EXERCISE INPUTS:
——

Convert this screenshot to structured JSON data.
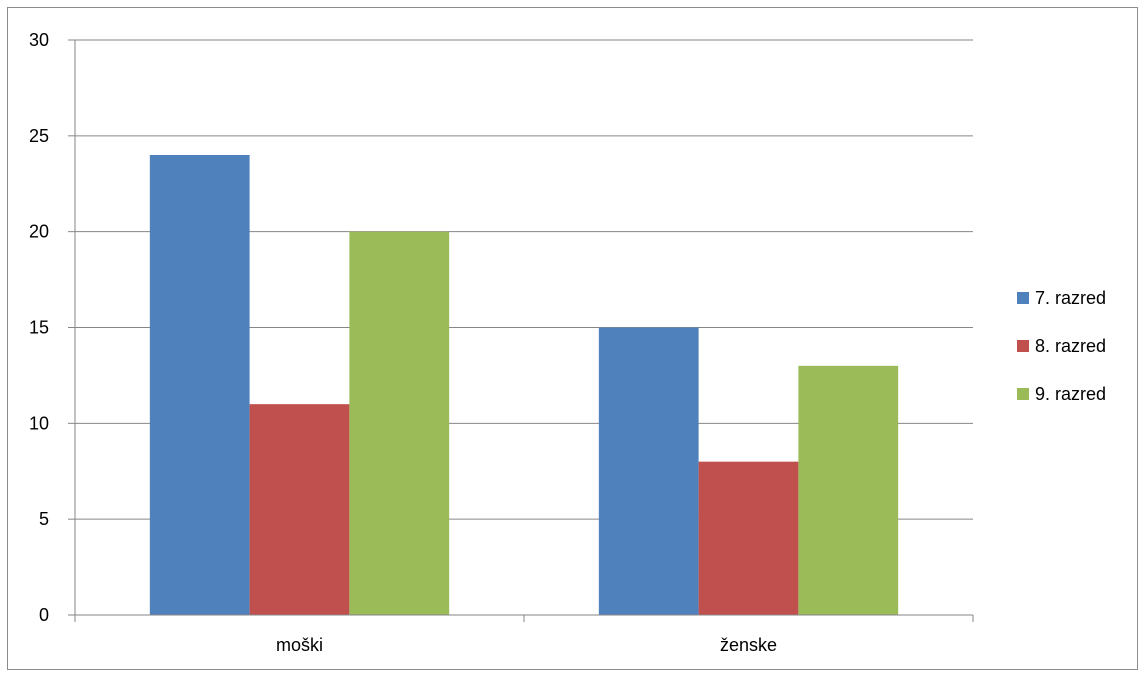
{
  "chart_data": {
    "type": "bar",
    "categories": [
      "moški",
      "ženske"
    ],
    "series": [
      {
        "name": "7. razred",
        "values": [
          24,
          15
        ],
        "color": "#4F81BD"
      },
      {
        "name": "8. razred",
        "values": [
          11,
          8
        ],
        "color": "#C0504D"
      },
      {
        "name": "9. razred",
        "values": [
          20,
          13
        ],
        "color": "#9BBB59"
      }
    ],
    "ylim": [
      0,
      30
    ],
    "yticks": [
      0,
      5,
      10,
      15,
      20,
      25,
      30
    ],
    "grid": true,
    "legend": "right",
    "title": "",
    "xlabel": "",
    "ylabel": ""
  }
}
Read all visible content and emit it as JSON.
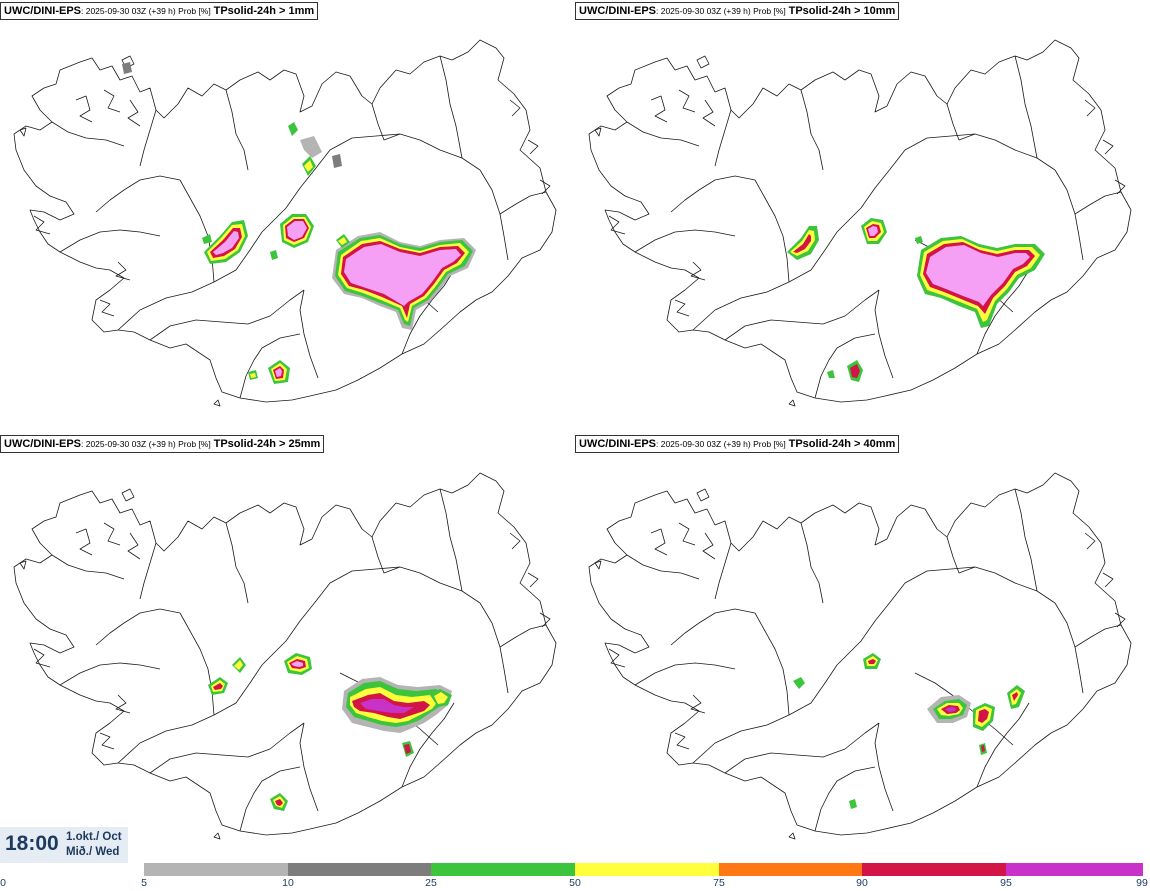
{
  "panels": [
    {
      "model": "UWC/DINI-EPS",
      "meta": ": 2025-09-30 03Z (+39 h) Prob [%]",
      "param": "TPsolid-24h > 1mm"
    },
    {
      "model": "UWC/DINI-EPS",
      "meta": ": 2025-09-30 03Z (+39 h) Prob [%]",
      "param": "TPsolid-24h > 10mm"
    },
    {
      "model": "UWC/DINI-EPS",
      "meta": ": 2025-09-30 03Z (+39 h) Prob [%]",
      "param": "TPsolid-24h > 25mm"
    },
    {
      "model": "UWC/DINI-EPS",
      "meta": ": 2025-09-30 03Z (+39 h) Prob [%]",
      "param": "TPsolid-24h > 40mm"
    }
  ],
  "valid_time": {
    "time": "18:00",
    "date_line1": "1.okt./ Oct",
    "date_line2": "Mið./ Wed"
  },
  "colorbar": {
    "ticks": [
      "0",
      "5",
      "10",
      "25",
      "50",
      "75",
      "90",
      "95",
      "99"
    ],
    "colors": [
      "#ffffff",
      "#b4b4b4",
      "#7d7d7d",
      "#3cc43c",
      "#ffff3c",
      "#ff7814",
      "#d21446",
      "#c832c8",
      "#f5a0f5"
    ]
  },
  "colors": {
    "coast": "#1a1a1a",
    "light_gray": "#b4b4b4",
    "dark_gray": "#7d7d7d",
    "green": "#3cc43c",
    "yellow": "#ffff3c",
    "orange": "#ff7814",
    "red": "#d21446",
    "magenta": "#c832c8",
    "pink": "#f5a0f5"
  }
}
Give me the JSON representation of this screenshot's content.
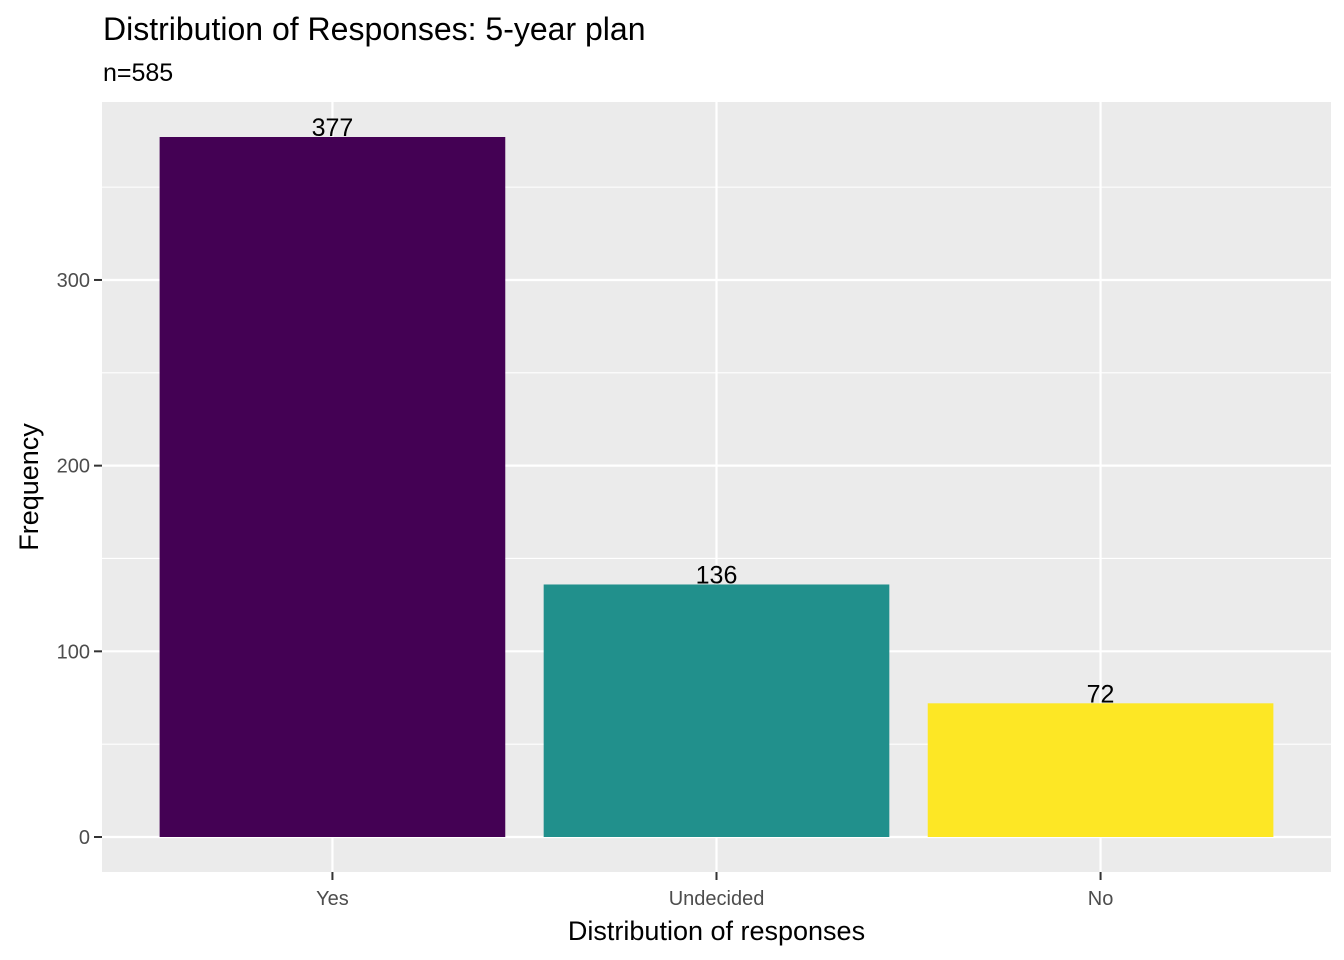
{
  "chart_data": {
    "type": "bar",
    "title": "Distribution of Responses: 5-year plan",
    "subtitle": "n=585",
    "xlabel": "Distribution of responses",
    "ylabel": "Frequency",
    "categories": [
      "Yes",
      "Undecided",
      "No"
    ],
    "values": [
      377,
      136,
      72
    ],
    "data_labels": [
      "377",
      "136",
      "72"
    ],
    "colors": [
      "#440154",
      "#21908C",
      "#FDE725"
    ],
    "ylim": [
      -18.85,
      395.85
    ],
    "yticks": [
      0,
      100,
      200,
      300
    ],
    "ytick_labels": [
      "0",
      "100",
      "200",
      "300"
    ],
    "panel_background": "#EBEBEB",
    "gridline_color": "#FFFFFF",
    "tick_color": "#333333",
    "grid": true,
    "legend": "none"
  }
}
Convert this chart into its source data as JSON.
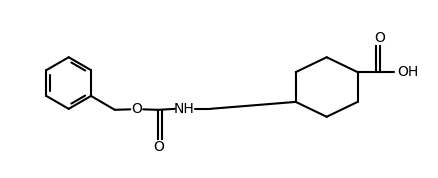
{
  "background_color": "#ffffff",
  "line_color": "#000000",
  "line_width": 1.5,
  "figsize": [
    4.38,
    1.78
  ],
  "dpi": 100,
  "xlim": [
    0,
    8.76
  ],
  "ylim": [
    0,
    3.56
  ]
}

——

EXERCISE DESCRIPTION:
Extract only the lines from the one that contains "Convert this chart" through the end of the records, inclusive, and omit every picture.

THE RESULT:
Convert this chart into its source data as JSON.
{
  "background_color": "#ffffff",
  "line_color": "#000000",
  "line_width": 1.5,
  "figsize": [
    4.38,
    1.78
  ],
  "dpi": 100,
  "xlim": [
    0,
    8.76
  ],
  "ylim": [
    0,
    3.56
  ]
}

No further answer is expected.